**Data excerpts:**
* * * * * * *
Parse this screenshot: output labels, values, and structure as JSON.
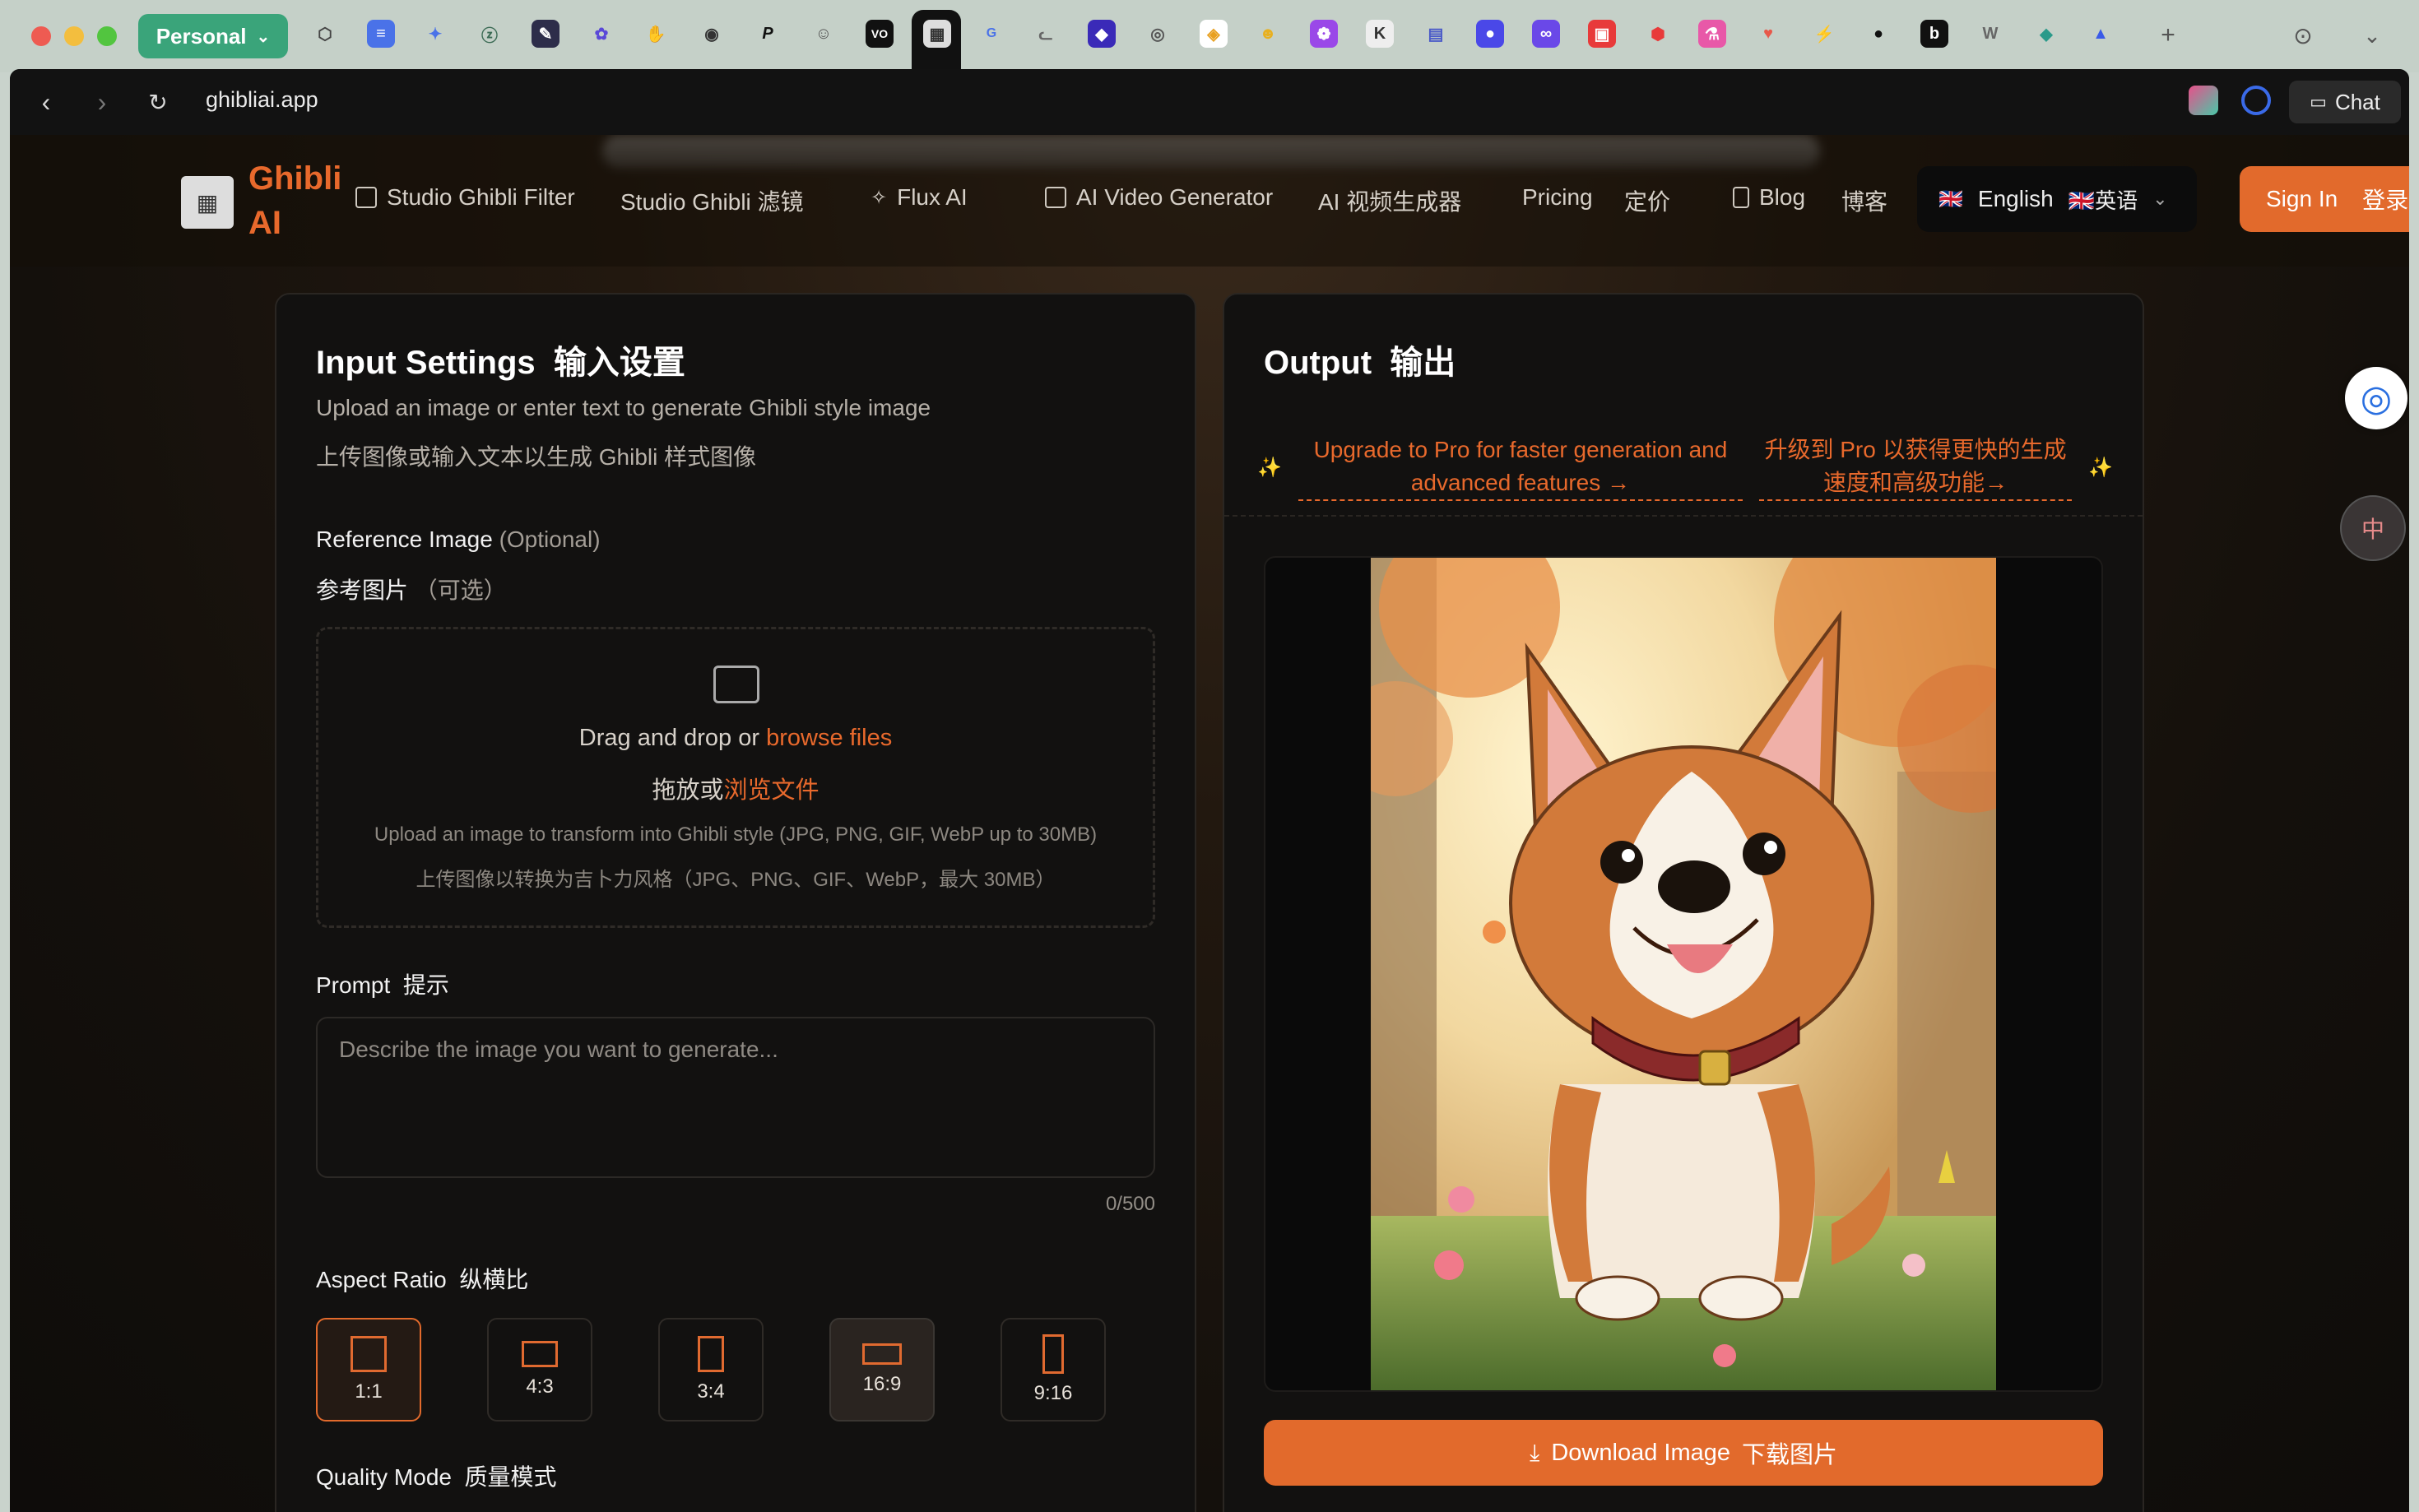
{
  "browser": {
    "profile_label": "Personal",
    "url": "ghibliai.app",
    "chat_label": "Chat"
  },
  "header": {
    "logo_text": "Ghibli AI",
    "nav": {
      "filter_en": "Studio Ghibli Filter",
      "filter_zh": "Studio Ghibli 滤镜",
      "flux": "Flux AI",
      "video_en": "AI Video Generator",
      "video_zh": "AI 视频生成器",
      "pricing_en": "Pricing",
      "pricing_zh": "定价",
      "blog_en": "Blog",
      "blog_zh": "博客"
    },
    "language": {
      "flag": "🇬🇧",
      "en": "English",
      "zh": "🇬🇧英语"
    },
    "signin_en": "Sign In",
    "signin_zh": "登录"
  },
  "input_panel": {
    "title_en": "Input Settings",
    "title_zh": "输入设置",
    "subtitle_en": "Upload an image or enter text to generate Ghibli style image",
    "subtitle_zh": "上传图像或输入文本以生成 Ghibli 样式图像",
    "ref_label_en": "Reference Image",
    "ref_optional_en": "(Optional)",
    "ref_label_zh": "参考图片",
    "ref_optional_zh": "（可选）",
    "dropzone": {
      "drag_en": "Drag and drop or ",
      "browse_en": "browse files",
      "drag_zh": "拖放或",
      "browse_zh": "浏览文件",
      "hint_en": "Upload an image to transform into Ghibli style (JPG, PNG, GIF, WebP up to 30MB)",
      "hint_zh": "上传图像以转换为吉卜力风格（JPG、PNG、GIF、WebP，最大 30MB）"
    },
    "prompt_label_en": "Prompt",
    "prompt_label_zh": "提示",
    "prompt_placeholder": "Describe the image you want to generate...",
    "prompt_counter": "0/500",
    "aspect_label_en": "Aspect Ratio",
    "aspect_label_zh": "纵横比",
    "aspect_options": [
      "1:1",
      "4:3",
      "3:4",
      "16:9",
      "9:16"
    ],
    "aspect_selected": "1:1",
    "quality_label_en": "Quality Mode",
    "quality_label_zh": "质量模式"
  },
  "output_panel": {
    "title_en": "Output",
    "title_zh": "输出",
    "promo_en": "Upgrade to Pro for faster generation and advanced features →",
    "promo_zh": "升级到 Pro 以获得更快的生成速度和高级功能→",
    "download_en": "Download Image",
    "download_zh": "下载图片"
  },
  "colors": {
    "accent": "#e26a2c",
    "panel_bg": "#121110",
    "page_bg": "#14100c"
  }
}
* * * * * * *
**Given exercise:**
Each line of the material must be retyped exactly, except that images are omitted.

**Right answer:**
Parse this screenshot: output labels, values, and structure as JSON.
{
  "browser": {
    "profile_label": "Personal",
    "url": "ghibliai.app",
    "chat_label": "Chat"
  },
  "header": {
    "logo_text": "Ghibli AI",
    "nav": {
      "filter_en": "Studio Ghibli Filter",
      "filter_zh": "Studio Ghibli 滤镜",
      "flux": "Flux AI",
      "video_en": "AI Video Generator",
      "video_zh": "AI 视频生成器",
      "pricing_en": "Pricing",
      "pricing_zh": "定价",
      "blog_en": "Blog",
      "blog_zh": "博客"
    },
    "language": {
      "flag": "🇬🇧",
      "en": "English",
      "zh": "🇬🇧英语"
    },
    "signin_en": "Sign In",
    "signin_zh": "登录"
  },
  "input_panel": {
    "title_en": "Input Settings",
    "title_zh": "输入设置",
    "subtitle_en": "Upload an image or enter text to generate Ghibli style image",
    "subtitle_zh": "上传图像或输入文本以生成 Ghibli 样式图像",
    "ref_label_en": "Reference Image",
    "ref_optional_en": "(Optional)",
    "ref_label_zh": "参考图片",
    "ref_optional_zh": "（可选）",
    "dropzone": {
      "drag_en": "Drag and drop or ",
      "browse_en": "browse files",
      "drag_zh": "拖放或",
      "browse_zh": "浏览文件",
      "hint_en": "Upload an image to transform into Ghibli style (JPG, PNG, GIF, WebP up to 30MB)",
      "hint_zh": "上传图像以转换为吉卜力风格（JPG、PNG、GIF、WebP，最大 30MB）"
    },
    "prompt_label_en": "Prompt",
    "prompt_label_zh": "提示",
    "prompt_placeholder": "Describe the image you want to generate...",
    "prompt_counter": "0/500",
    "aspect_label_en": "Aspect Ratio",
    "aspect_label_zh": "纵横比",
    "aspect_options": [
      "1:1",
      "4:3",
      "3:4",
      "16:9",
      "9:16"
    ],
    "aspect_selected": "1:1",
    "quality_label_en": "Quality Mode",
    "quality_label_zh": "质量模式"
  },
  "output_panel": {
    "title_en": "Output",
    "title_zh": "输出",
    "promo_en": "Upgrade to Pro for faster generation and advanced features →",
    "promo_zh": "升级到 Pro 以获得更快的生成速度和高级功能→",
    "download_en": "Download Image",
    "download_zh": "下载图片"
  },
  "colors": {
    "accent": "#e26a2c",
    "panel_bg": "#121110",
    "page_bg": "#14100c"
  }
}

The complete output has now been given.